**REQUIREMENT:** Can you quote the records below in full, word for word?

Records from a data collection

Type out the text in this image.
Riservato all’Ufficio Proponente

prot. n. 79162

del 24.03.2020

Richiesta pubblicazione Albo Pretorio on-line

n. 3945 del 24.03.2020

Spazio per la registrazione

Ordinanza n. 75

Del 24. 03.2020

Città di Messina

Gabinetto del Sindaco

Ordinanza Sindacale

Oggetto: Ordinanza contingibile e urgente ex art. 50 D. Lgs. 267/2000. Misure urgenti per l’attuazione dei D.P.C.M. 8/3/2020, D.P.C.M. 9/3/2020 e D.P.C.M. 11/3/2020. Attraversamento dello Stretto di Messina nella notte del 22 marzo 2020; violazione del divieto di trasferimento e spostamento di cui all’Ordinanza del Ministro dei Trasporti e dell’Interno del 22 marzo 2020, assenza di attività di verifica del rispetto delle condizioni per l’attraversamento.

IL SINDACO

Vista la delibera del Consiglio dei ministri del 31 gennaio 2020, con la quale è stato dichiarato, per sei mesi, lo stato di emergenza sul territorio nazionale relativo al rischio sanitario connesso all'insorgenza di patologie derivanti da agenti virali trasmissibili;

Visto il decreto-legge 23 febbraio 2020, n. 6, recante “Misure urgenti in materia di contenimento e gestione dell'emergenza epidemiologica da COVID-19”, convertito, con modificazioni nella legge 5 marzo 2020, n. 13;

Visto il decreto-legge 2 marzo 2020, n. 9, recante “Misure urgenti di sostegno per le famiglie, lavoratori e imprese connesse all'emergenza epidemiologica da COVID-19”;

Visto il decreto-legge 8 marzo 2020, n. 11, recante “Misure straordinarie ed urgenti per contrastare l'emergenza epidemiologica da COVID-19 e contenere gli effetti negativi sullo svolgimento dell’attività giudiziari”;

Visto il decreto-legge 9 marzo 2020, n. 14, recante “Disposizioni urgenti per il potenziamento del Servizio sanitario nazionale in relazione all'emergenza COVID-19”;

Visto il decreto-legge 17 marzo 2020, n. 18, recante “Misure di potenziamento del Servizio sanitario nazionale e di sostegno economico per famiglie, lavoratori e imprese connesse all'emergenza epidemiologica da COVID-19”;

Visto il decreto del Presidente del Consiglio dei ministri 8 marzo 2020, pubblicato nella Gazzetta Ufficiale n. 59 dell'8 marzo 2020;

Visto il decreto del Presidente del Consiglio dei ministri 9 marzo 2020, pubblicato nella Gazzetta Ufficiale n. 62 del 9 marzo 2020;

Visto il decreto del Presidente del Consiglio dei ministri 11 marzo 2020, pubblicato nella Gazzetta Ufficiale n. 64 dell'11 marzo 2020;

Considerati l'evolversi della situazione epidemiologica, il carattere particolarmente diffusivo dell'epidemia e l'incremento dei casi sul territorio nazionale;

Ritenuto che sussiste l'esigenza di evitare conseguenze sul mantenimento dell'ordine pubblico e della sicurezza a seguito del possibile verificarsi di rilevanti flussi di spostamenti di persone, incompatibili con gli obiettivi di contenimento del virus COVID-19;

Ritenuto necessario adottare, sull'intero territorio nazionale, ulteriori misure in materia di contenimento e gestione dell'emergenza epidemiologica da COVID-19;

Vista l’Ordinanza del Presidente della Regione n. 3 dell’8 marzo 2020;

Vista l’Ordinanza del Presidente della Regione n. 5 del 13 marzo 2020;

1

**RESPONSE AREA:**
Type out the text in this image.
Riservato all’Ufficio Proponente

prot. n. 79162

del 24.03.2020

Richiesta pubblicazione Albo Pretorio on-line

n. 3945 del 24.03.2020

Spazio per la registrazione

Ordinanza n. 75

Del 24. 03.2020

Città di Messina

Gabinetto del Sindaco

Ordinanza Sindacale

Oggetto: Ordinanza contingibile e urgente ex art. 50 D. Lgs. 267/2000. Misure urgenti per l’attuazione dei D.P.C.M. 8/3/2020, D.P.C.M. 9/3/2020 e D.P.C.M. 11/3/2020. Attraversamento dello Stretto di Messina nella notte del 22 marzo 2020; violazione del divieto di trasferimento e spostamento di cui all’Ordinanza del Ministro dei Trasporti e dell’Interno del 22 marzo 2020, assenza di attività di verifica del rispetto delle condizioni per l’attraversamento.

IL SINDACO

Vista la delibera del Consiglio dei ministri del 31 gennaio 2020, con la quale è stato dichiarato, per sei mesi, lo stato di emergenza sul territorio nazionale relativo al rischio sanitario connesso all'insorgenza di patologie derivanti da agenti virali trasmissibili;

Visto il decreto-legge 23 febbraio 2020, n. 6, recante “Misure urgenti in materia di contenimento e gestione dell'emergenza epidemiologica da COVID-19”, convertito, con modificazioni nella legge 5 marzo 2020, n. 13;

Visto il decreto-legge 2 marzo 2020, n. 9, recante “Misure urgenti di sostegno per le famiglie, lavoratori e imprese connesse all'emergenza epidemiologica da COVID-19”;

Visto il decreto-legge 8 marzo 2020, n. 11, recante “Misure straordinarie ed urgenti per contrastare l'emergenza epidemiologica da COVID-19 e contenere gli effetti negativi sullo svolgimento dell’attività giudiziari”;

Visto il decreto-legge 9 marzo 2020, n. 14, recante “Disposizioni urgenti per il potenziamento del Servizio sanitario nazionale in relazione all'emergenza COVID-19”;

Visto il decreto-legge 17 marzo 2020, n. 18, recante “Misure di potenziamento del Servizio sanitario nazionale e di sostegno economico per famiglie, lavoratori e imprese connesse all'emergenza epidemiologica da COVID-19”;

Visto il decreto del Presidente del Consiglio dei ministri 8 marzo 2020, pubblicato nella Gazzetta Ufficiale n. 59 dell'8 marzo 2020;

Visto il decreto del Presidente del Consiglio dei ministri 9 marzo 2020, pubblicato nella Gazzetta Ufficiale n. 62 del 9 marzo 2020;

Visto il decreto del Presidente del Consiglio dei ministri 11 marzo 2020, pubblicato nella Gazzetta Ufficiale n. 64 dell'11 marzo 2020;

Considerati l'evolversi della situazione epidemiologica, il carattere particolarmente diffusivo dell'epidemia e l'incremento dei casi sul territorio nazionale;

Ritenuto che sussiste l'esigenza di evitare conseguenze sul mantenimento dell'ordine pubblico e della sicurezza a seguito del possibile verificarsi di rilevanti flussi di spostamenti di persone, incompatibili con gli obiettivi di contenimento del virus COVID-19;

Ritenuto necessario adottare, sull'intero territorio nazionale, ulteriori misure in materia di contenimento e gestione dell'emergenza epidemiologica da COVID-19;

Vista l’Ordinanza del Presidente della Regione n. 3 dell’8 marzo 2020;

Vista l’Ordinanza del Presidente della Regione n. 5 del 13 marzo 2020;

1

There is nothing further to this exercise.